#### 要做的事
A. 關於嬰兒模仿的短文提到哪些可以用來測試嬰兒有沒有模仿的面部動作?請全部列出來。
B. 根據關於嬰兒模仿的短文,回答下面的問題:
(i) 新生的嬰兒看得到誰的臉,又看不到誰的臉?
(ii) 大人抖腳屬於哪一種動作?
(iii) 研究發現,新生兒在出生後多久之內就能模仿臉部表情?
C. 在關於嬰兒模仿的短文中,找出以「我讀Andrew N. Meltzoff《The」這幾個字開頭、以「和「動作的執行」之間的連結。」結尾的那一段,重寫一遍,並把其中的「嬰兒」換成「寶寶」。

#### 所附短文
====

我讀Andrew N. Meltzoff《The Imitative Mind》的〈The developmental theory of imitation〉二

新生的嬰兒可以看到其它人的臉,但無法看到自己的臉。所以還在子宮裡頭的胚胎是不會有鏡像神經元的。於是安卓認為,嬰兒能夠開始進行面部表情的模仿就是「動作的觀察」和「動作的執行」之間的連結。

如何讓嬰兒模仿?有一些面部的動作可以用來測試嬰兒的模仿是否發生。例如:伸舌頭(tongue protrusion)、張開嘴(mouth opening)或嘟嘴(lip protrusion)。對於新生兒剛來說,其沒有足夠的肌力去進行很多動作,能夠發生的動作只有兩種,它可能是反射動作,也可能是自然發生的動作(spontanious)。大人抖腳就是屬於後者,不是故意要去做。新生兒很少有自主性的動作。然而,嬰兒對於臉部的肌肉是可以控制的,因此我們可以用此來檢驗模仿是否發生。序列開展手指也是相對容易達到的動作。研究發現新生兒(出生後42分鐘到72小時之內)就可以模仿臉部表情了。進一步去解釋,模仿被認為是有意圖、有目標導向的對應過程。

====

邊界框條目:
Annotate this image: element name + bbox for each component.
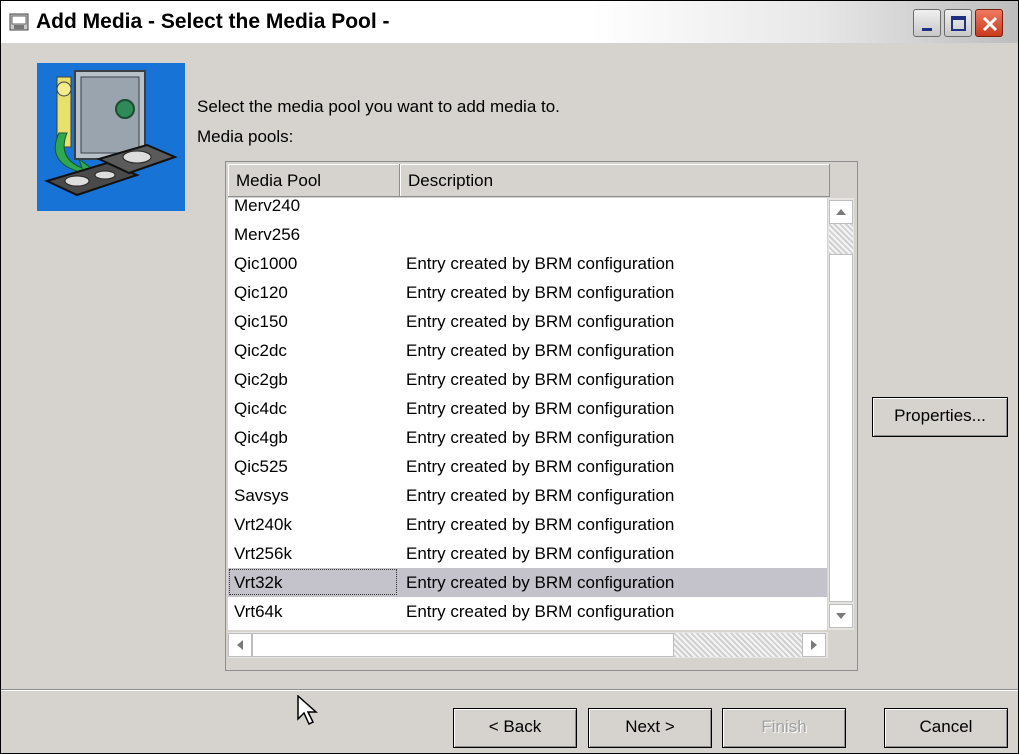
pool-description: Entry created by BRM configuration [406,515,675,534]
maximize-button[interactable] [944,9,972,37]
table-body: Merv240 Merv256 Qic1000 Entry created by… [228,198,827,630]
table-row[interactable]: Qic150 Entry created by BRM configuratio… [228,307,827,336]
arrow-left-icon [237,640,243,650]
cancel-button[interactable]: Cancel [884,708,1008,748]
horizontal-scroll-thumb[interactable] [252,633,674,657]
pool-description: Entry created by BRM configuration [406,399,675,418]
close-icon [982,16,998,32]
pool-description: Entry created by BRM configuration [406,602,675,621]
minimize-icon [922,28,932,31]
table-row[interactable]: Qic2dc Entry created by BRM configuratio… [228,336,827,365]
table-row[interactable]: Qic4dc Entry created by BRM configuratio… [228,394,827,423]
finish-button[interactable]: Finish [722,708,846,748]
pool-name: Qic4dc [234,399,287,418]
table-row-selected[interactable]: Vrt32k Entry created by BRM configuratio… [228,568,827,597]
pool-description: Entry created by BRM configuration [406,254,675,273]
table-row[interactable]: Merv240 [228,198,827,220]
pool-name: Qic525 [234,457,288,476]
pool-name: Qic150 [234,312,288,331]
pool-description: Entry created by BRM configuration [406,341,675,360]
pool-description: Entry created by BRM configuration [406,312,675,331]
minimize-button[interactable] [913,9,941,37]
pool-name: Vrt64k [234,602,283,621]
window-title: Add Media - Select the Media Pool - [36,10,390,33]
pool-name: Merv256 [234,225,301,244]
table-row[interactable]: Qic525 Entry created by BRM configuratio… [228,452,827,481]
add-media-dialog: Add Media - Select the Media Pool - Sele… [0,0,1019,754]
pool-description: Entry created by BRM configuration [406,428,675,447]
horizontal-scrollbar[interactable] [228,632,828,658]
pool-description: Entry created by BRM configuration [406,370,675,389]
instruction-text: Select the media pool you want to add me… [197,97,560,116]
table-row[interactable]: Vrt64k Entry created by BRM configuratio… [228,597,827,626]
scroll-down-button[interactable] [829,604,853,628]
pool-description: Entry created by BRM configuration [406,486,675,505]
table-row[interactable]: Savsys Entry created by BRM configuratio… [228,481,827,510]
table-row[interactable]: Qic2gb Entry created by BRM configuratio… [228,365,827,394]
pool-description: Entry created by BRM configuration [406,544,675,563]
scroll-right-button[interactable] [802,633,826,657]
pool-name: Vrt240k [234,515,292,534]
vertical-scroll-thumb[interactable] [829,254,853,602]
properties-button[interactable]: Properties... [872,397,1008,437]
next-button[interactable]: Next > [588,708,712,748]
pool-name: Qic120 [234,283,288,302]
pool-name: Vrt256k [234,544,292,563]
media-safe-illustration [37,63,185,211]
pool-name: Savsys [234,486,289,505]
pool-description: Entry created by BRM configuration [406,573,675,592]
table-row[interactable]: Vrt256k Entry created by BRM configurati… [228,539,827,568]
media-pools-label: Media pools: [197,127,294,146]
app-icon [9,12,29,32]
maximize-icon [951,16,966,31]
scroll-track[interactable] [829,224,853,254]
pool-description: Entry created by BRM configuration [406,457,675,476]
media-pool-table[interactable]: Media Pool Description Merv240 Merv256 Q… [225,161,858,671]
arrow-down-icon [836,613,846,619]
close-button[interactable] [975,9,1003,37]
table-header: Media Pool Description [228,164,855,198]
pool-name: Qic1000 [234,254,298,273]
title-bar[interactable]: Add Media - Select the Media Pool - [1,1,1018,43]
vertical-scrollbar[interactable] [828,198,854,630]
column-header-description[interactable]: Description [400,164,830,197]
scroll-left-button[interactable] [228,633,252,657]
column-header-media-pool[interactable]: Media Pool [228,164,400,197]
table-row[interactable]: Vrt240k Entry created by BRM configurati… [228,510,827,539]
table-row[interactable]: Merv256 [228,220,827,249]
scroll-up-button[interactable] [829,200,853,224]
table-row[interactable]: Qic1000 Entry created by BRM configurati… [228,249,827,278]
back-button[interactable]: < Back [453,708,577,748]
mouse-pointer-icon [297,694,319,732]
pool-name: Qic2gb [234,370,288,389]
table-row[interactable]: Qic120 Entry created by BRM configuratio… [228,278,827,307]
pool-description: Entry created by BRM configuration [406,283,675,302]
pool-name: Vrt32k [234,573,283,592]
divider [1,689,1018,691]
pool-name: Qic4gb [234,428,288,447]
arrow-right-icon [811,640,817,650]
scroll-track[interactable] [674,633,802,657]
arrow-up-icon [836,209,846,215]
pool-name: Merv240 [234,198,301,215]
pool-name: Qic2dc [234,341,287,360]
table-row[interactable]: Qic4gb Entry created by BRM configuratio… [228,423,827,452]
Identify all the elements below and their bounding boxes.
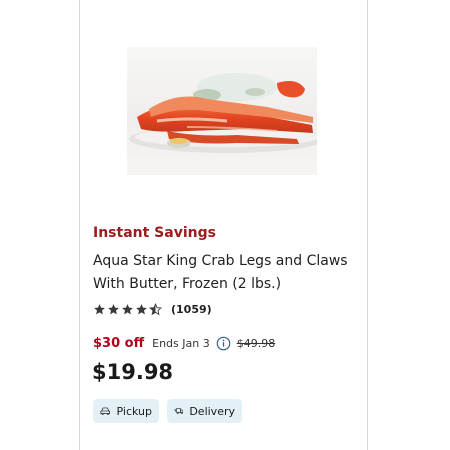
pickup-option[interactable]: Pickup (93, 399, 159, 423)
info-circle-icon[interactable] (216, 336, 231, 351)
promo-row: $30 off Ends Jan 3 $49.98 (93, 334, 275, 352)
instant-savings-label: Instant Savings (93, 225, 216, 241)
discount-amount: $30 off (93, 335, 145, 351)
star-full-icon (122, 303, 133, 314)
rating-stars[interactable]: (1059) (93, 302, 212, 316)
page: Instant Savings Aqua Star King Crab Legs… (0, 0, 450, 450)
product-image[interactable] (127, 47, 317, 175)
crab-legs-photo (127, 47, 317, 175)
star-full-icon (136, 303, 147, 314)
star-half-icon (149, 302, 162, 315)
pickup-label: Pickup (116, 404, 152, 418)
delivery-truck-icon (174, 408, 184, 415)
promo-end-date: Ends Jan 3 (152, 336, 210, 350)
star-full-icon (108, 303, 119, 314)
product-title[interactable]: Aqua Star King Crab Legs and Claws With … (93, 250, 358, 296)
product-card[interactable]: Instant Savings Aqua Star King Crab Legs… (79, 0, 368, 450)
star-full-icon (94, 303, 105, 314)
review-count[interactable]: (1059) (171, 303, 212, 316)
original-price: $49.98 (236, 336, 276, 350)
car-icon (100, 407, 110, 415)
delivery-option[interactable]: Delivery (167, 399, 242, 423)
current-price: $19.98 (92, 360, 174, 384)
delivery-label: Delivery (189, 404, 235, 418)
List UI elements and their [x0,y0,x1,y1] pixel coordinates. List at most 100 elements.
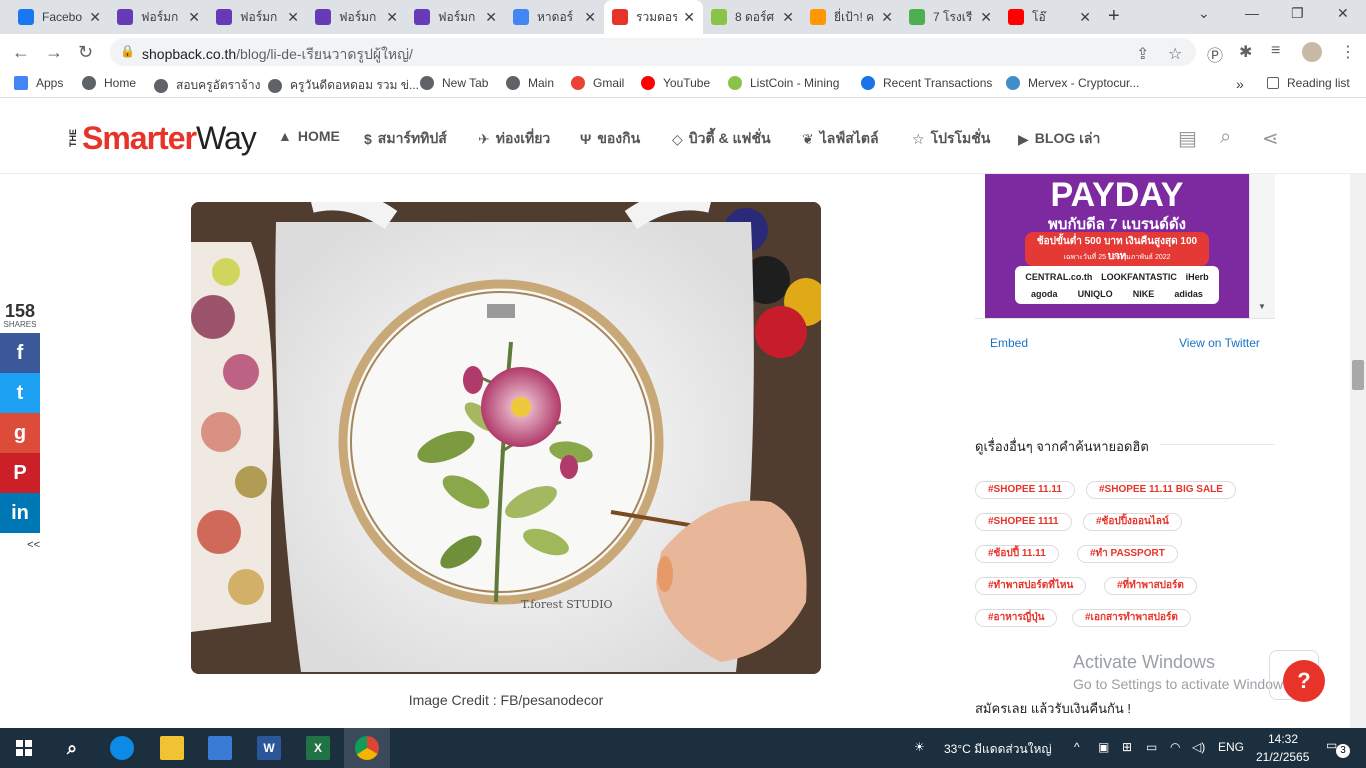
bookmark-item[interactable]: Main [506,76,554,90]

====

#### 參考答案
A. 伸舌頭(tongue protrusion)、張開嘴(mouth opening)、嘟嘴(lip protrusion)

B.
(i) 看得到其它人的臉,看不到自己的臉。
(ii) 自然發生的動作(spontanious),不是故意要去做的。
(iii) 出生後42分鐘到72小時之內。

C.
我讀Andrew N. Meltzoff《The Imitative Mind》的〈The developmental theory of imitation〉二

新生的寶寶可以看到其它人的臉,但無法看到自己的臉。所以還在子宮裡頭的胚胎是不會有鏡像神經元的。於是安卓認為,寶寶能夠開始進行面部表情的模仿就是「動作的觀察」和「動作的執行」之間的連結。